§ **The task**: Reproduce the lines of the material exactly, excluding every image.

═══ Supplied material

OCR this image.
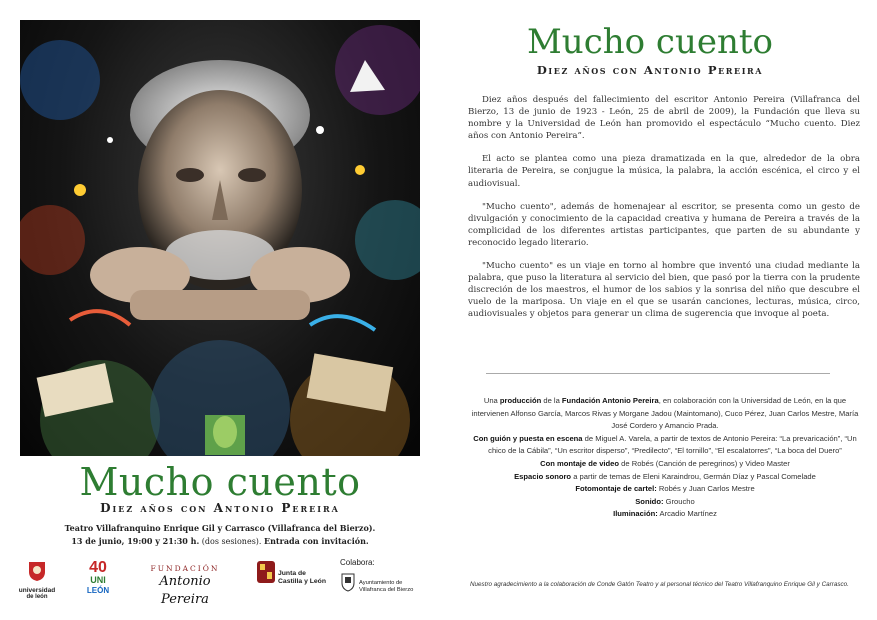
Mucho cuento
Diez años con Antonio Pereira
Teatro Villafranquino Enrique Gil y Carrasco (Villafranca del Bierzo).
13 de junio, 19:00 y 21:30 h. (dos sesiones). Entrada con invitación.
universidad
de león
40
UNI
LEÓN
FUNDACIÓN
Antonio Pereira
Junta de
Castilla y León
Colabora:
Ayuntamiento de
Villafranca del Bierzo
Mucho cuento
Diez años con Antonio Pereira

Diez años después del fallecimiento del escritor Antonio Pereira (Villafranca del Bierzo, 13 de junio de 1923 - León, 25 de abril de 2009), la Fundación que lleva su nombre y la Universidad de León han promovido el espectáculo “Mucho cuento. Diez años con Antonio Pereira”.

El acto se plantea como una pieza dramatizada en la que, alrededor de la obra literaria de Pereira, se conjugue la música, la palabra, la acción escénica, el circo y el audiovisual.

"Mucho cuento", además de homenajear al escritor, se presenta como un gesto de divulgación y conocimiento de la capacidad creativa y humana de Pereira a través de la complicidad de los diferentes artistas participantes, que parten de su abundante y reconocido legado literario.

"Mucho cuento" es un viaje en torno al hombre que inventó una ciudad mediante la palabra, que puso la literatura al servicio del bien, que pasó por la tierra con la prudente discreción de los maestros, el humor de los sabios y la sonrisa del niño que descubre el vuelo de la mariposa. Un viaje en el que se usarán canciones, lecturas, música, circo, audiovisuales y objetos para generar un clima de sugerencia que invoque al poeta.

Una producción de la Fundación Antonio Pereira, en colaboración con la Universidad de León, en la que intervienen Alfonso García, Marcos Rivas y Morgane Jadou (Maintomano), Cuco Pérez, Juan Carlos Mestre, María José Cordero y Amancio Prada.

Con guión y puesta en escena de Miguel A. Varela, a partir de textos de Antonio Pereira: “La prevaricación”, “Un chico de la Cábila”, “Un escritor disperso”, “Predilecto”, “El tornillo”, “El escalatorres”, “La boca del Duero”

Con montaje de video de Robés (Canción de peregrinos) y Video Master

Espacio sonoro a partir de temas de Eleni Karaindrou, Germán Díaz y Pascal Comelade

Fotomontaje de cartel: Robés y Juan Carlos Mestre

Sonido: Groucho

Iluminación: Arcadio Martínez

Nuestro agradecimiento a la colaboración de Conde Gatón Teatro y al personal técnico del Teatro Villafranquino Enrique Gil y Carrasco.
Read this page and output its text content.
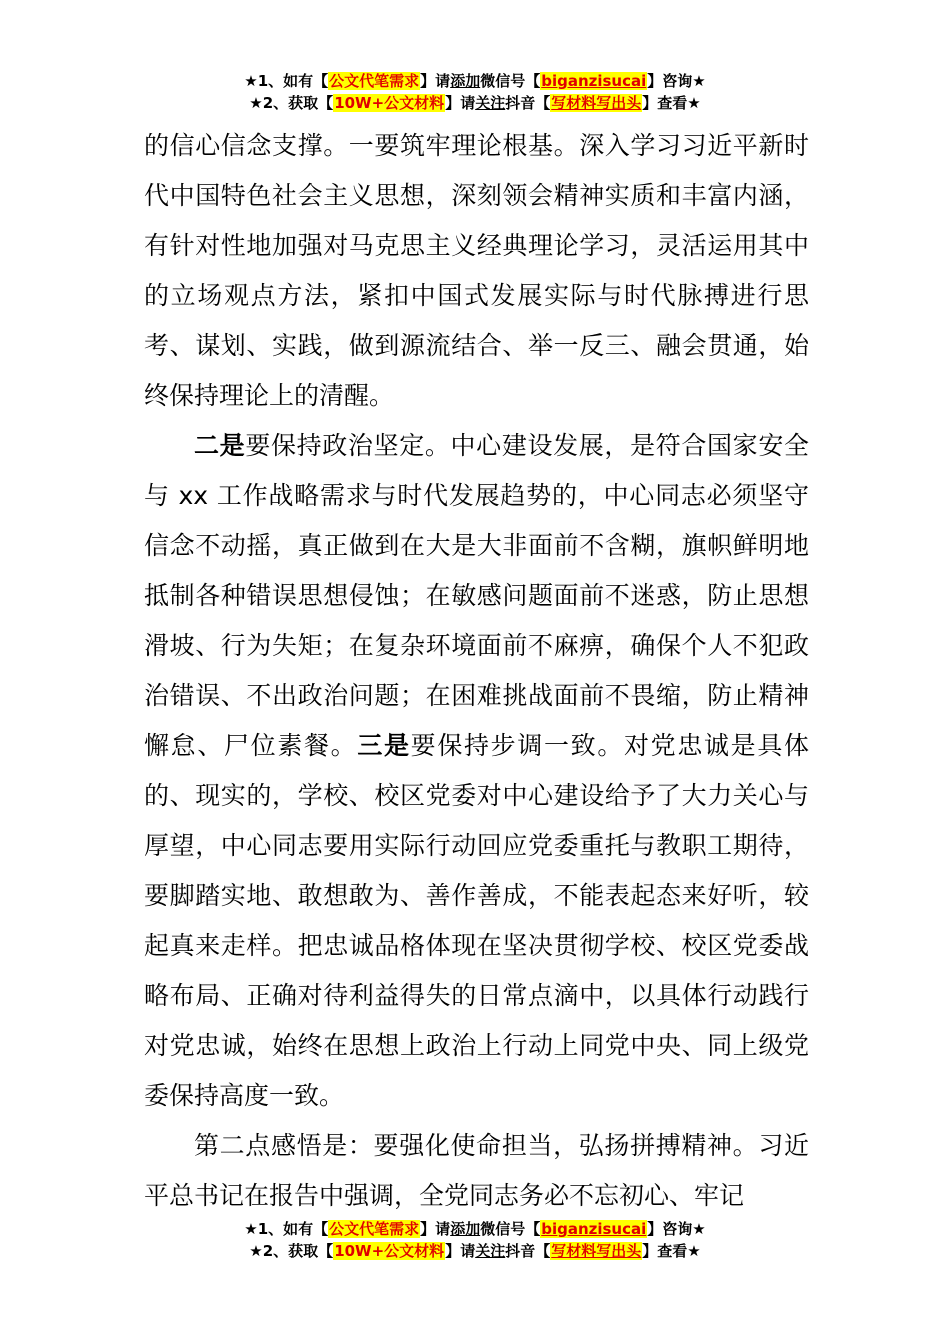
★1、如有【公文代笔需求】请添加微信号【biganzisucai】咨询★
★2、获取【10W+公文材料】请关注抖音【写材料写出头】查看★

的信心信念支撑。一要筑牢理论根基。深入学习习近平新时代中国特色社会主义思想，深刻领会精神实质和丰富内涵，有针对性地加强对马克思主义经典理论学习，灵活运用其中的立场观点方法，紧扣中国式发展实际与时代脉搏进行思考、谋划、实践，做到源流结合、举一反三、融会贯通，始终保持理论上的清醒。

二是要保持政治坚定。中心建设发展，是符合国家安全与 xx 工作战略需求与时代发展趋势的，中心同志必须坚守信念不动摇，真正做到在大是大非面前不含糊，旗帜鲜明地抵制各种错误思想侵蚀；在敏感问题面前不迷惑，防止思想滑坡、行为失矩；在复杂环境面前不麻痹，确保个人不犯政治错误、不出政治问题；在困难挑战面前不畏缩，防止精神懈怠、尸位素餐。三是要保持步调一致。对党忠诚是具体的、现实的，学校、校区党委对中心建设给予了大力关心与厚望，中心同志要用实际行动回应党委重托与教职工期待，要脚踏实地、敢想敢为、善作善成，不能表起态来好听，较起真来走样。把忠诚品格体现在坚决贯彻学校、校区党委战略布局、正确对待利益得失的日常点滴中，以具体行动践行对党忠诚，始终在思想上政治上行动上同党中央、同上级党委保持高度一致。

第二点感悟是：要强化使命担当，弘扬拼搏精神。习近平总书记在报告中强调，全党同志务必不忘初心、牢记

★1、如有【公文代笔需求】请添加微信号【biganzisucai】咨询★
★2、获取【10W+公文材料】请关注抖音【写材料写出头】查看★
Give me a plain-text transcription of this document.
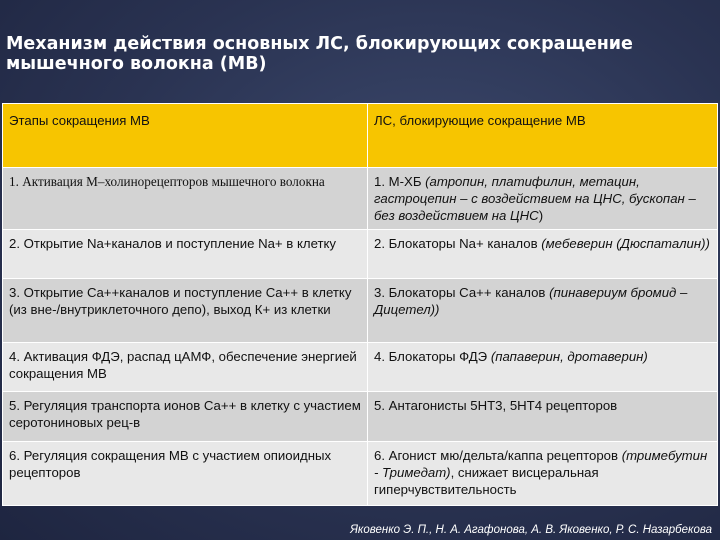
Механизм действия основных ЛС, блокирующих сокращение мышечного волокна (МВ)
Этапы сокращения МВ	ЛС, блокирующие сокращение МВ
1. Активация М–холинорецепторов мышечного волокна	1. М-ХБ (атропин, платифилин, метацин, гастроцепин – с воздействием на ЦНС, бускопан – без воздействием на ЦНС)
2. Открытие Na+каналов и поступление Na+ в клетку	2. Блокаторы Na+ каналов (мебеверин (Дюспаталин))
3. Открытие Ca++каналов и поступление Ca++ в клетку (из вне-/внутриклеточного депо), выход К+ из клетки	3. Блокаторы Са++ каналов (пинавериум бромид – Дицетел))
4. Активация ФДЭ, распад цАМФ, обеспечение энергией сокращения МВ	4. Блокаторы ФДЭ (папаверин, дротаверин)
5. Регуляция транспорта ионов Са++ в клетку с участием серотониновых рец-в	5. Антагонисты 5НТ3, 5НТ4 рецепторов
6. Регуляция сокращения МВ с участием опиоидных рецепторов	6. Агонист мю/дельта/каппа рецепторов (тримебутин - Тримедат), снижает висцеральная гиперчувствительность
Яковенко Э. П., Н. А. Агафонова, А. В. Яковенко, Р. С. Назарбекова
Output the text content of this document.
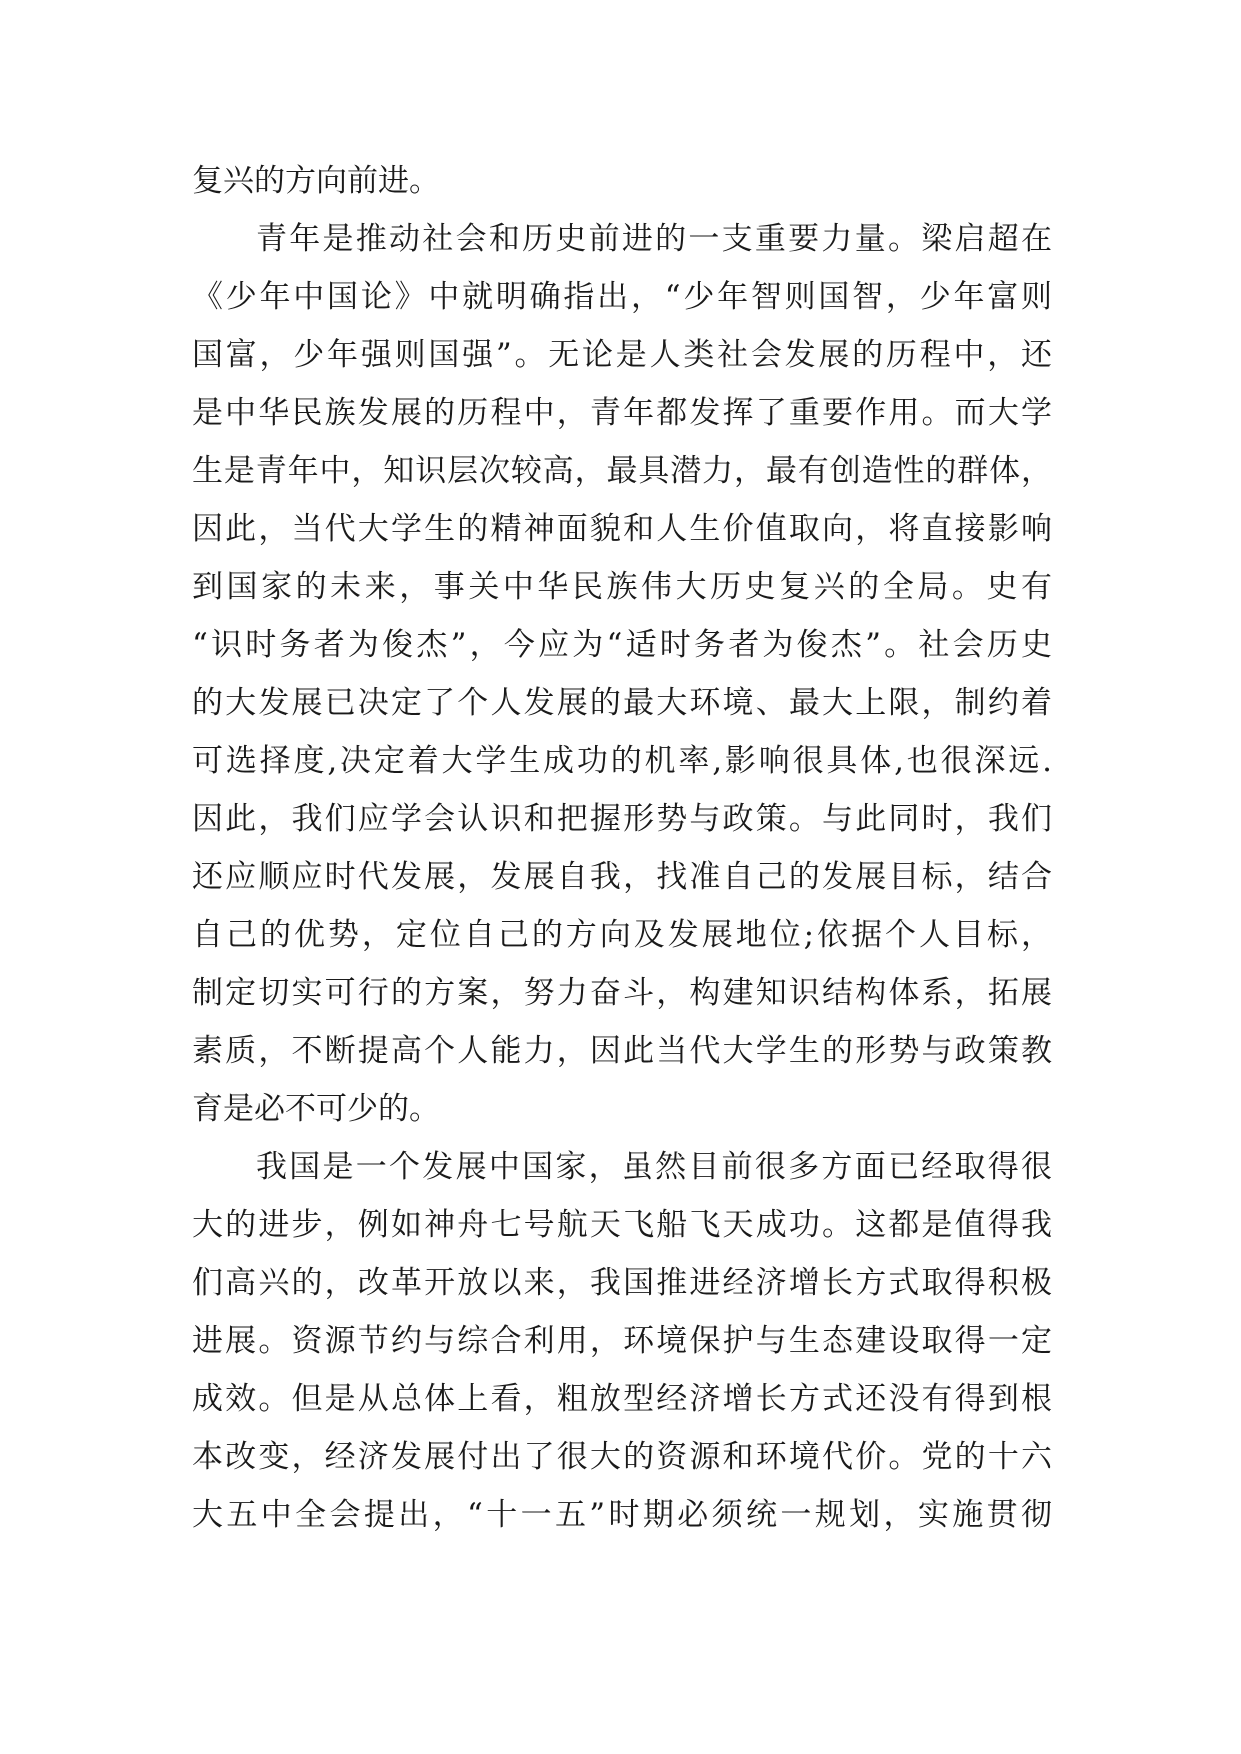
复兴的方向前进。
青年是推动社会和历史前进的一支重要力量。梁启超在
《少年中国论》中就明确指出，“少年智则国智，少年富则
国富，少年强则国强”。无论是人类社会发展的历程中，还
是中华民族发展的历程中，青年都发挥了重要作用。而大学
生是青年中，知识层次较高，最具潜力，最有创造性的群体，
因此，当代大学生的精神面貌和人生价值取向，将直接影响
到国家的未来，事关中华民族伟大历史复兴的全局。史有
“识时务者为俊杰”，今应为“适时务者为俊杰”。社会历史
的大发展已决定了个人发展的最大环境、最大上限，制约着
可选择度,决定着大学生成功的机率,影响很具体,也很深远.
因此，我们应学会认识和把握形势与政策。与此同时，我们
还应顺应时代发展，发展自我，找准自己的发展目标，结合
自己的优势，定位自己的方向及发展地位;依据个人目标，
制定切实可行的方案，努力奋斗，构建知识结构体系，拓展
素质，不断提高个人能力，因此当代大学生的形势与政策教
育是必不可少的。
我国是一个发展中国家，虽然目前很多方面已经取得很
大的进步，例如神舟七号航天飞船飞天成功。这都是值得我
们高兴的，改革开放以来，我国推进经济增长方式取得积极
进展。资源节约与综合利用，环境保护与生态建设取得一定
成效。但是从总体上看，粗放型经济增长方式还没有得到根
本改变，经济发展付出了很大的资源和环境代价。党的十六
大五中全会提出，“十一五”时期必须统一规划，实施贯彻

══════

§ **Task solution**:
OCR this image.
Mucho cuento
Diez años con Antonio Pereira
Teatro Villafranquino Enrique Gil y Carrasco (Villafranca del Bierzo).
13 de junio, 19:00 y 21:30 h. (dos sesiones). Entrada con invitación.
universidad
de león
40
UNI
LEÓN
FUNDACIÓN
Antonio Pereira
Junta de
Castilla y León
Colabora:
Ayuntamiento de
Villafranca del Bierzo
Mucho cuento
Diez años con Antonio Pereira

Diez años después del fallecimiento del escritor Antonio Pereira (Villafranca del Bierzo, 13 de junio de 1923 - León, 25 de abril de 2009), la Fundación que lleva su nombre y la Universidad de León han promovido el espectáculo “Mucho cuento. Diez años con Antonio Pereira”.

El acto se plantea como una pieza dramatizada en la que, alrededor de la obra literaria de Pereira, se conjugue la música, la palabra, la acción escénica, el circo y el audiovisual.

"Mucho cuento", además de homenajear al escritor, se presenta como un gesto de divulgación y conocimiento de la capacidad creativa y humana de Pereira a través de la complicidad de los diferentes artistas participantes, que parten de su abundante y reconocido legado literario.

"Mucho cuento" es un viaje en torno al hombre que inventó una ciudad mediante la palabra, que puso la literatura al servicio del bien, que pasó por la tierra con la prudente discreción de los maestros, el humor de los sabios y la sonrisa del niño que descubre el vuelo de la mariposa. Un viaje en el que se usarán canciones, lecturas, música, circo, audiovisuales y objetos para generar un clima de sugerencia que invoque al poeta.

Una producción de la Fundación Antonio Pereira, en colaboración con la Universidad de León, en la que intervienen Alfonso García, Marcos Rivas y Morgane Jadou (Maintomano), Cuco Pérez, Juan Carlos Mestre, María José Cordero y Amancio Prada.

Con guión y puesta en escena de Miguel A. Varela, a partir de textos de Antonio Pereira: “La prevaricación”, “Un chico de la Cábila”, “Un escritor disperso”, “Predilecto”, “El tornillo”, “El escalatorres”, “La boca del Duero”

Con montaje de video de Robés (Canción de peregrinos) y Video Master

Espacio sonoro a partir de temas de Eleni Karaindrou, Germán Díaz y Pascal Comelade

Fotomontaje de cartel: Robés y Juan Carlos Mestre

Sonido: Groucho

Iluminación: Arcadio Martínez

Nuestro agradecimiento a la colaboración de Conde Gatón Teatro y al personal técnico del Teatro Villafranquino Enrique Gil y Carrasco.
Read this page and output its text content.
★1、如有【公文代笔需求】请添加微信号【biganzisucai】咨询★
★2、获取【10W+公文材料】请关注抖音【写材料写出头】查看★

的信心信念支撑。一要筑牢理论根基。深入学习习近平新时代中国特色社会主义思想，深刻领会精神实质和丰富内涵，有针对性地加强对马克思主义经典理论学习，灵活运用其中的立场观点方法，紧扣中国式发展实际与时代脉搏进行思考、谋划、实践，做到源流结合、举一反三、融会贯通，始终保持理论上的清醒。

二是要保持政治坚定。中心建设发展，是符合国家安全与 xx 工作战略需求与时代发展趋势的，中心同志必须坚守信念不动摇，真正做到在大是大非面前不含糊，旗帜鲜明地抵制各种错误思想侵蚀；在敏感问题面前不迷惑，防止思想滑坡、行为失矩；在复杂环境面前不麻痹，确保个人不犯政治错误、不出政治问题；在困难挑战面前不畏缩，防止精神懈怠、尸位素餐。三是要保持步调一致。对党忠诚是具体的、现实的，学校、校区党委对中心建设给予了大力关心与厚望，中心同志要用实际行动回应党委重托与教职工期待，要脚踏实地、敢想敢为、善作善成，不能表起态来好听，较起真来走样。把忠诚品格体现在坚决贯彻学校、校区党委战略布局、正确对待利益得失的日常点滴中，以具体行动践行对党忠诚，始终在思想上政治上行动上同党中央、同上级党委保持高度一致。

第二点感悟是：要强化使命担当，弘扬拼搏精神。习近平总书记在报告中强调，全党同志务必不忘初心、牢记

★1、如有【公文代笔需求】请添加微信号【biganzisucai】咨询★
★2、获取【10W+公文材料】请关注抖音【写材料写出头】查看★
Give me a plain-text transcription of this document.
Механизм действия основных ЛС, блокирующих сокращение мышечного волокна (МВ)
Этапы сокращения МВ	ЛС, блокирующие сокращение МВ
1. Активация М–холинорецепторов мышечного волокна	1. М-ХБ (атропин, платифилин, метацин, гастроцепин – с воздействием на ЦНС, бускопан – без воздействием на ЦНС)
2. Открытие Na+каналов и поступление Na+ в клетку	2. Блокаторы Na+ каналов (мебеверин (Дюспаталин))
3. Открытие Ca++каналов и поступление Ca++ в клетку (из вне-/внутриклеточного депо), выход К+ из клетки	3. Блокаторы Са++ каналов (пинавериум бромид – Дицетел))
4. Активация ФДЭ, распад цАМФ, обеспечение энергией сокращения МВ	4. Блокаторы ФДЭ (папаверин, дротаверин)
5. Регуляция транспорта ионов Са++ в клетку с участием серотониновых рец-в	5. Антагонисты 5НТ3, 5НТ4 рецепторов
6. Регуляция сокращения МВ с участием опиоидных рецепторов	6. Агонист мю/дельта/каппа рецепторов (тримебутин - Тримедат), снижает висцеральная гиперчувствительность
Яковенко Э. П., Н. А. Агафонова, А. В. Яковенко, Р. С. Назарбекова
Output the text content of this document.
复兴的方向前进。
青年是推动社会和历史前进的一支重要力量。梁启超在
《少年中国论》中就明确指出，“少年智则国智，少年富则
国富，少年强则国强”。无论是人类社会发展的历程中，还
是中华民族发展的历程中，青年都发挥了重要作用。而大学
生是青年中，知识层次较高，最具潜力，最有创造性的群体，
因此，当代大学生的精神面貌和人生价值取向，将直接影响
到国家的未来，事关中华民族伟大历史复兴的全局。史有
“识时务者为俊杰”，今应为“适时务者为俊杰”。社会历史
的大发展已决定了个人发展的最大环境、最大上限，制约着
可选择度,决定着大学生成功的机率,影响很具体,也很深远.
因此，我们应学会认识和把握形势与政策。与此同时，我们
还应顺应时代发展，发展自我，找准自己的发展目标，结合
自己的优势，定位自己的方向及发展地位;依据个人目标，
制定切实可行的方案，努力奋斗，构建知识结构体系，拓展
素质，不断提高个人能力，因此当代大学生的形势与政策教
育是必不可少的。
我国是一个发展中国家，虽然目前很多方面已经取得很
大的进步，例如神舟七号航天飞船飞天成功。这都是值得我
们高兴的，改革开放以来，我国推进经济增长方式取得积极
进展。资源节约与综合利用，环境保护与生态建设取得一定
成效。但是从总体上看，粗放型经济增长方式还没有得到根
本改变，经济发展付出了很大的资源和环境代价。党的十六
大五中全会提出，“十一五”时期必须统一规划，实施贯彻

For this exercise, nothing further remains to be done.